Data for this exercise ->

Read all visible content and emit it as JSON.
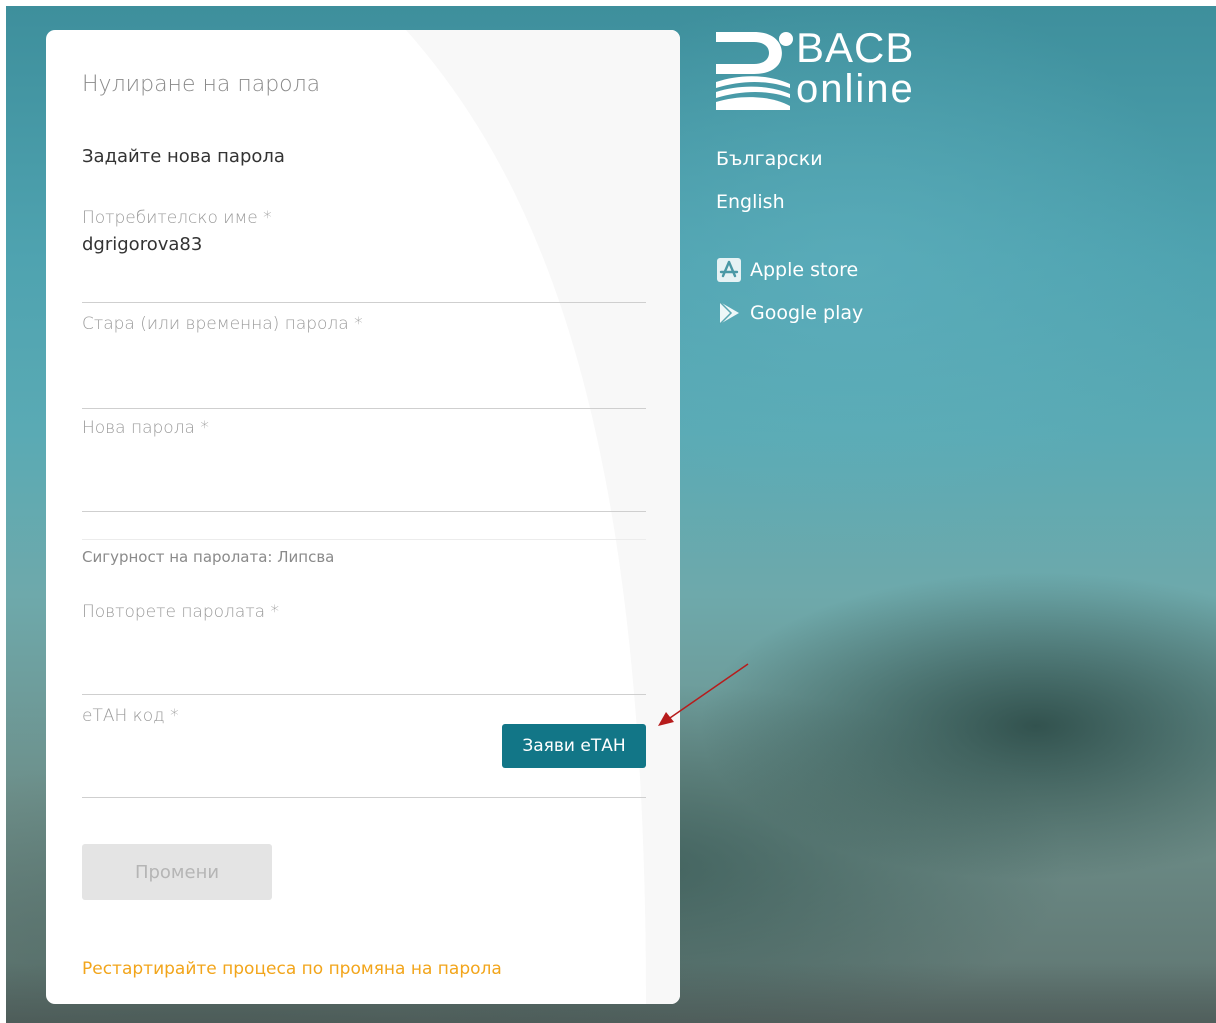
{
  "form": {
    "title": "Нулиране на парола",
    "subtitle": "Задайте нова парола",
    "username_label": "Потребителско име *",
    "username_value": "dgrigorova83",
    "old_password_label": "Стара (или временна) парола *",
    "new_password_label": "Нова парола *",
    "strength_text": "Сигурност на паролата: Липсва",
    "repeat_password_label": "Повторете паролата *",
    "etan_label": "еТАН код *",
    "etan_button": "Заяви еТАН",
    "submit_button": "Промени",
    "restart_link": "Рестартирайте процеса по промяна на парола"
  },
  "brand": {
    "line1": "BACB",
    "line2": "online"
  },
  "languages": {
    "bulgarian": "Български",
    "english": "English"
  },
  "stores": {
    "apple": "Apple store",
    "google": "Google play"
  },
  "colors": {
    "accent": "#127687",
    "link": "#f2a51b",
    "annotation_arrow": "#b71c1c"
  }
}
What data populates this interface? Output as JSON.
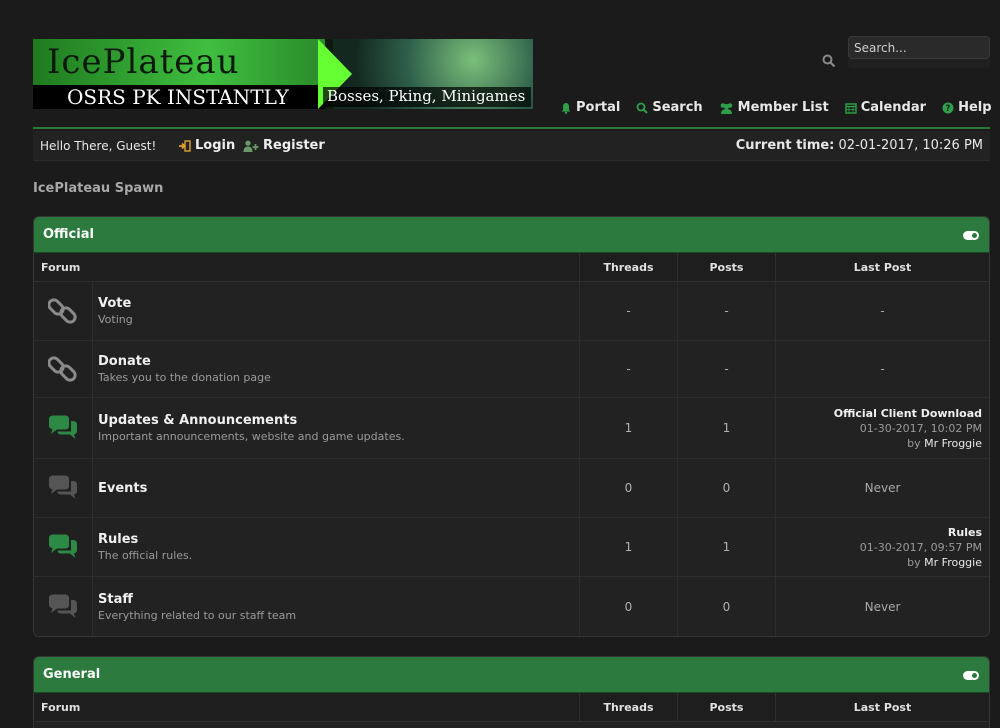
{
  "logo": {
    "title": "IcePlateau",
    "tagline": "OSRS PK INSTANTLY",
    "subtitle": "Bosses, Pking, Minigames"
  },
  "search": {
    "placeholder": "Search..."
  },
  "menu": [
    {
      "label": "Portal",
      "icon": "bell-icon"
    },
    {
      "label": "Search",
      "icon": "search-icon"
    },
    {
      "label": "Member List",
      "icon": "users-icon"
    },
    {
      "label": "Calendar",
      "icon": "calendar-icon"
    },
    {
      "label": "Help",
      "icon": "help-icon"
    }
  ],
  "welcome": {
    "greeting": "Hello There, Guest!",
    "login": "Login",
    "register": "Register",
    "time_label": "Current time:",
    "time_value": "02-01-2017, 10:26 PM"
  },
  "breadcrumb": "IcePlateau Spawn",
  "columns": {
    "forum": "Forum",
    "threads": "Threads",
    "posts": "Posts",
    "last_post": "Last Post"
  },
  "categories": [
    {
      "title": "Official",
      "forums": [
        {
          "name": "Vote",
          "desc": "Voting",
          "icon": "link-icon",
          "threads": "-",
          "posts": "-",
          "last": "-"
        },
        {
          "name": "Donate",
          "desc": "Takes you to the donation page",
          "icon": "link-icon",
          "threads": "-",
          "posts": "-",
          "last": "-"
        },
        {
          "name": "Updates & Announcements",
          "desc": "Important announcements, website and game updates.",
          "icon": "chat-icon",
          "active": true,
          "threads": "1",
          "posts": "1",
          "last_title": "Official Client Download",
          "last_date": "01-30-2017, 10:02 PM",
          "last_by": "by",
          "last_user": "Mr Froggie"
        },
        {
          "name": "Events",
          "desc": "",
          "icon": "chat-icon",
          "active": false,
          "threads": "0",
          "posts": "0",
          "last": "Never"
        },
        {
          "name": "Rules",
          "desc": "The official rules.",
          "icon": "chat-icon",
          "active": true,
          "threads": "1",
          "posts": "1",
          "last_title": "Rules",
          "last_date": "01-30-2017, 09:57 PM",
          "last_by": "by",
          "last_user": "Mr Froggie"
        },
        {
          "name": "Staff",
          "desc": "Everything related to our staff team",
          "icon": "chat-icon",
          "active": false,
          "threads": "0",
          "posts": "0",
          "last": "Never"
        }
      ]
    },
    {
      "title": "General"
    }
  ],
  "colors": {
    "accent": "#2c7a3e",
    "bg": "#1b1b1b",
    "panel": "#222222"
  }
}
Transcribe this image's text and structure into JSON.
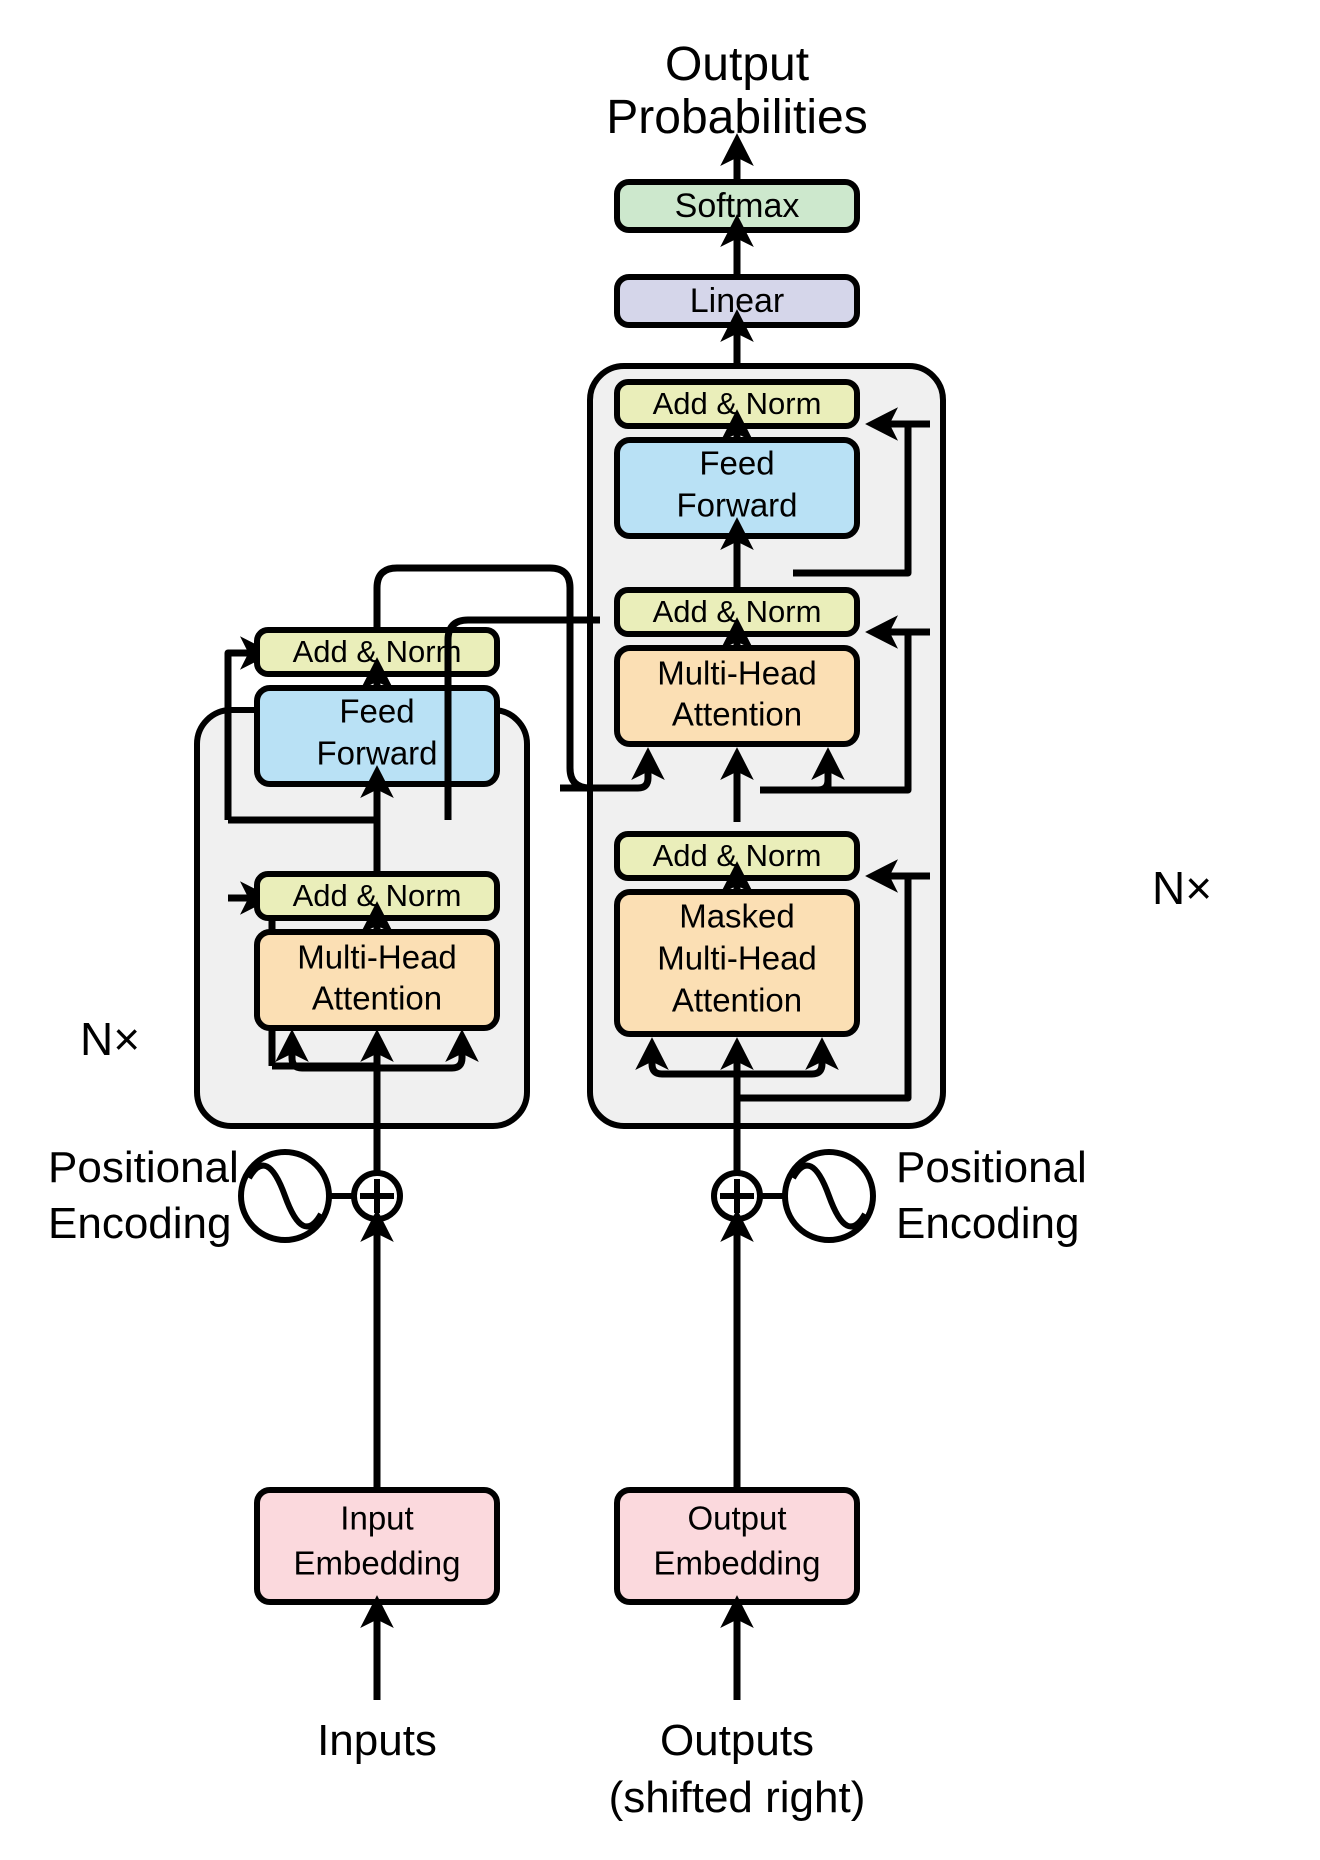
{
  "figure": {
    "title": "Transformer model architecture",
    "top_label_line1": "Output",
    "top_label_line2": "Probabilities",
    "repeat_label": "N×"
  },
  "colors": {
    "softmax": "#cde8cd",
    "linear": "#d5d6ea",
    "add_norm": "#eaeeba",
    "feed_forward": "#b9e1f5",
    "attention": "#fbdfb4",
    "embedding": "#fbd9dd",
    "group_fill": "#f0f0f0",
    "stroke": "#000000"
  },
  "head": {
    "softmax": {
      "label": "Softmax",
      "color_key": "softmax"
    },
    "linear": {
      "label": "Linear",
      "color_key": "linear"
    }
  },
  "encoder": {
    "repeat_label": "N×",
    "blocks": [
      {
        "id": "enc-add-norm-2",
        "label": "Add & Norm",
        "lines": [
          "Add & Norm"
        ],
        "color_key": "add_norm"
      },
      {
        "id": "enc-feed-forward",
        "label": "Feed Forward",
        "lines": [
          "Feed",
          "Forward"
        ],
        "color_key": "feed_forward"
      },
      {
        "id": "enc-add-norm-1",
        "label": "Add & Norm",
        "lines": [
          "Add & Norm"
        ],
        "color_key": "add_norm"
      },
      {
        "id": "enc-multi-head-attention",
        "label": "Multi-Head Attention",
        "lines": [
          "Multi-Head",
          "Attention"
        ],
        "color_key": "attention"
      }
    ],
    "positional_encoding": {
      "line1": "Positional",
      "line2": "Encoding"
    },
    "embedding": {
      "lines": [
        "Input",
        "Embedding"
      ],
      "color_key": "embedding"
    },
    "source_label": {
      "lines": [
        "Inputs"
      ]
    },
    "sum_symbol": "⊕"
  },
  "decoder": {
    "repeat_label": "N×",
    "blocks": [
      {
        "id": "dec-add-norm-3",
        "label": "Add & Norm",
        "lines": [
          "Add & Norm"
        ],
        "color_key": "add_norm"
      },
      {
        "id": "dec-feed-forward",
        "label": "Feed Forward",
        "lines": [
          "Feed",
          "Forward"
        ],
        "color_key": "feed_forward"
      },
      {
        "id": "dec-add-norm-2",
        "label": "Add & Norm",
        "lines": [
          "Add & Norm"
        ],
        "color_key": "add_norm"
      },
      {
        "id": "dec-multi-head-attention",
        "label": "Multi-Head Attention",
        "lines": [
          "Multi-Head",
          "Attention"
        ],
        "color_key": "attention"
      },
      {
        "id": "dec-add-norm-1",
        "label": "Add & Norm",
        "lines": [
          "Add & Norm"
        ],
        "color_key": "add_norm"
      },
      {
        "id": "dec-masked-multi-head-attention",
        "label": "Masked Multi-Head Attention",
        "lines": [
          "Masked",
          "Multi-Head",
          "Attention"
        ],
        "color_key": "attention"
      }
    ],
    "positional_encoding": {
      "line1": "Positional",
      "line2": "Encoding"
    },
    "embedding": {
      "lines": [
        "Output",
        "Embedding"
      ],
      "color_key": "embedding"
    },
    "source_label": {
      "lines": [
        "Outputs",
        "(shifted right)"
      ]
    },
    "sum_symbol": "⊕"
  }
}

To do -> Go through the listing above and locate each line that holds the word "IcePlateau". Copy those lines.

Written solution ->
    "title": "IcePlateau",
  "breadcrumb": "IcePlateau Spawn",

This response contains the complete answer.